Dataset content ->
▽
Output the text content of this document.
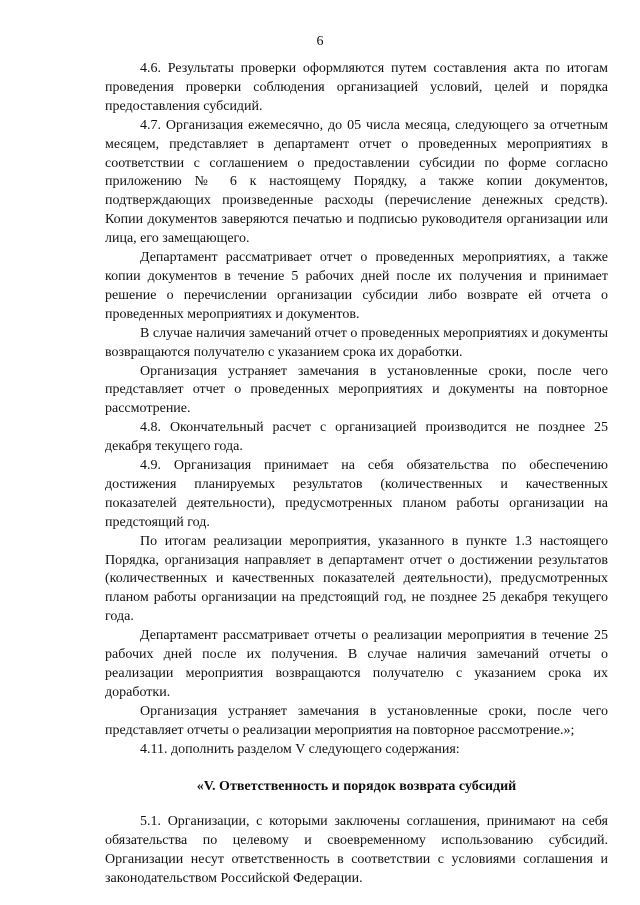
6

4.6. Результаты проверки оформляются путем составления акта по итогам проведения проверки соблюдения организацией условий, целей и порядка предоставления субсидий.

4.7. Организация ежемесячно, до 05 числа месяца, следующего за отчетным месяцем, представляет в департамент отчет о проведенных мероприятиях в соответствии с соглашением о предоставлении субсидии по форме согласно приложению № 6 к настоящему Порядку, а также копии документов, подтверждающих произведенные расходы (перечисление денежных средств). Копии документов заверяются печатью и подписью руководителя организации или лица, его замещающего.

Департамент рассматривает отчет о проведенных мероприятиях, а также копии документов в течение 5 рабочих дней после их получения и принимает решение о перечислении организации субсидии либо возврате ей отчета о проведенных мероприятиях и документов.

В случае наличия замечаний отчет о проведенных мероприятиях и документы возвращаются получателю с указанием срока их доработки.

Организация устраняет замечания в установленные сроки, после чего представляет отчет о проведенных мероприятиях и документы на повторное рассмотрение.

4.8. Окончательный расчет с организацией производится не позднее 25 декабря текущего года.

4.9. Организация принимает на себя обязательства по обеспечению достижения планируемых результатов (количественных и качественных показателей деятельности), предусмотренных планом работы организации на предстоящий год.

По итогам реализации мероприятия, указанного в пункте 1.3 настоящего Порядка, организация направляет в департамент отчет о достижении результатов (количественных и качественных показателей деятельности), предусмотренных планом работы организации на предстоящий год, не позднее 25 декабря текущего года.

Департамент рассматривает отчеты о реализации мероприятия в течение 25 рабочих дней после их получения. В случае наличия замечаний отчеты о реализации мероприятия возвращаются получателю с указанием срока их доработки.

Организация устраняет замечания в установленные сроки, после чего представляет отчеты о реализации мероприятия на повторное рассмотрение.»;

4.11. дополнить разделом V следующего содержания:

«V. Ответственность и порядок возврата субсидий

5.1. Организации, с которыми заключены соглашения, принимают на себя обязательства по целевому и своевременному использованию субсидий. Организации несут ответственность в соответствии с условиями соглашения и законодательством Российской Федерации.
△
Identify the lines of the data that contain the word "после". Copy each of them.

Департамент рассматривает отчет о проведенных мероприятиях, а также копии документов в течение 5 рабочих дней после их получения и принимает решение о перечислении организации субсидии либо возврате ей отчета о проведенных мероприятиях и документов.
Организация устраняет замечания в установленные сроки, после чего представляет отчет о проведенных мероприятиях и документы на повторное рассмотрение.
Департамент рассматривает отчеты о реализации мероприятия в течение 25 рабочих дней после их получения. В случае наличия замечаний отчеты о реализации мероприятия возвращаются получателю с указанием срока их доработки.
Организация устраняет замечания в установленные сроки, после чего представляет отчеты о реализации мероприятия на повторное рассмотрение.»;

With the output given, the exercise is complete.